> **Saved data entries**

════════════════

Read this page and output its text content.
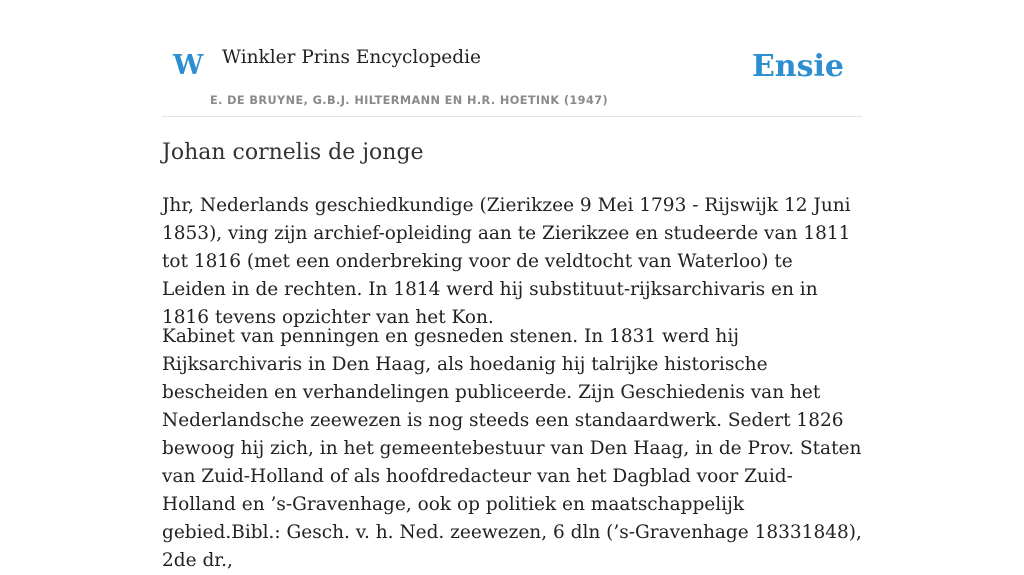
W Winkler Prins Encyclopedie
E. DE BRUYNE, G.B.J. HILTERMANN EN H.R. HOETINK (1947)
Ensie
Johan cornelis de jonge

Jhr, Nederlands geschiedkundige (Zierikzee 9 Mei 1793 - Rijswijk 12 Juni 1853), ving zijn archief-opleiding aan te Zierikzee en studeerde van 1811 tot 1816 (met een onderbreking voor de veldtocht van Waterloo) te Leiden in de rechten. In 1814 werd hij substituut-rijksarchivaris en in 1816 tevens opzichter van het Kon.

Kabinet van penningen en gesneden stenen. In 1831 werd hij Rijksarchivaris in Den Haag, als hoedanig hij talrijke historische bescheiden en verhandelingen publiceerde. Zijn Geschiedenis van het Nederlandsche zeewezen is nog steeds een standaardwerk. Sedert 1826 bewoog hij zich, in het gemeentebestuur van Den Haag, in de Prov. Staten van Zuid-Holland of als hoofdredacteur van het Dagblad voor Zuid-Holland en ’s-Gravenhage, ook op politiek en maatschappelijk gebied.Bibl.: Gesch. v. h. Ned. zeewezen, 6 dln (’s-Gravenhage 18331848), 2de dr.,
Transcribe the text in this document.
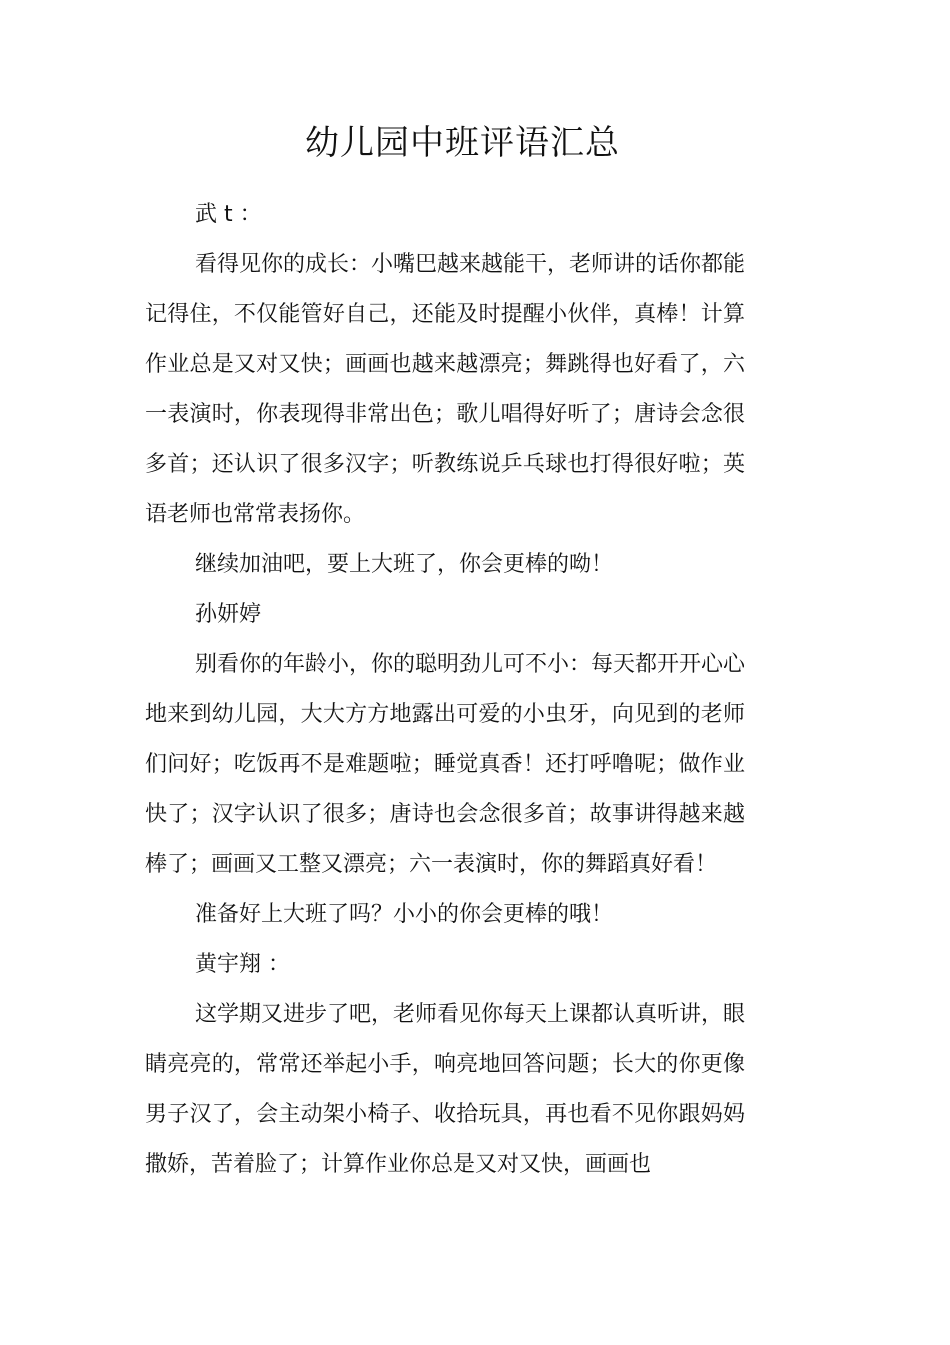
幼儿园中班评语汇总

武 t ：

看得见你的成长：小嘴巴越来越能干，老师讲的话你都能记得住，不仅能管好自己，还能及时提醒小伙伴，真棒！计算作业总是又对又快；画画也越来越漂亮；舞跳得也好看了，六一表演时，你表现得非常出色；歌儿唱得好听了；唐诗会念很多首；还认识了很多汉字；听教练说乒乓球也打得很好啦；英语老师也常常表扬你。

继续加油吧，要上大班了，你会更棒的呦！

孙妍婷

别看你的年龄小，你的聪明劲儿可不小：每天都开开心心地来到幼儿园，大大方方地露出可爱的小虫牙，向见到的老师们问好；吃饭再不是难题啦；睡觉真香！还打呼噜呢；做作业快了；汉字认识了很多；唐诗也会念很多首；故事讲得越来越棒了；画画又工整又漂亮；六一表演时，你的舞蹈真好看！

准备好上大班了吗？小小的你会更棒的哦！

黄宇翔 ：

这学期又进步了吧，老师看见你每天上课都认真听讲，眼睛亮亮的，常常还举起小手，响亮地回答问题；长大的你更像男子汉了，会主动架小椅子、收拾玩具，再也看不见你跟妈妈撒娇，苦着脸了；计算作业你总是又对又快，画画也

════════════════

Pick out the lines that contain "this" and copy them.

> **FINAL RESULT**
Read this page and output its text content.
Transcribe the text in this document.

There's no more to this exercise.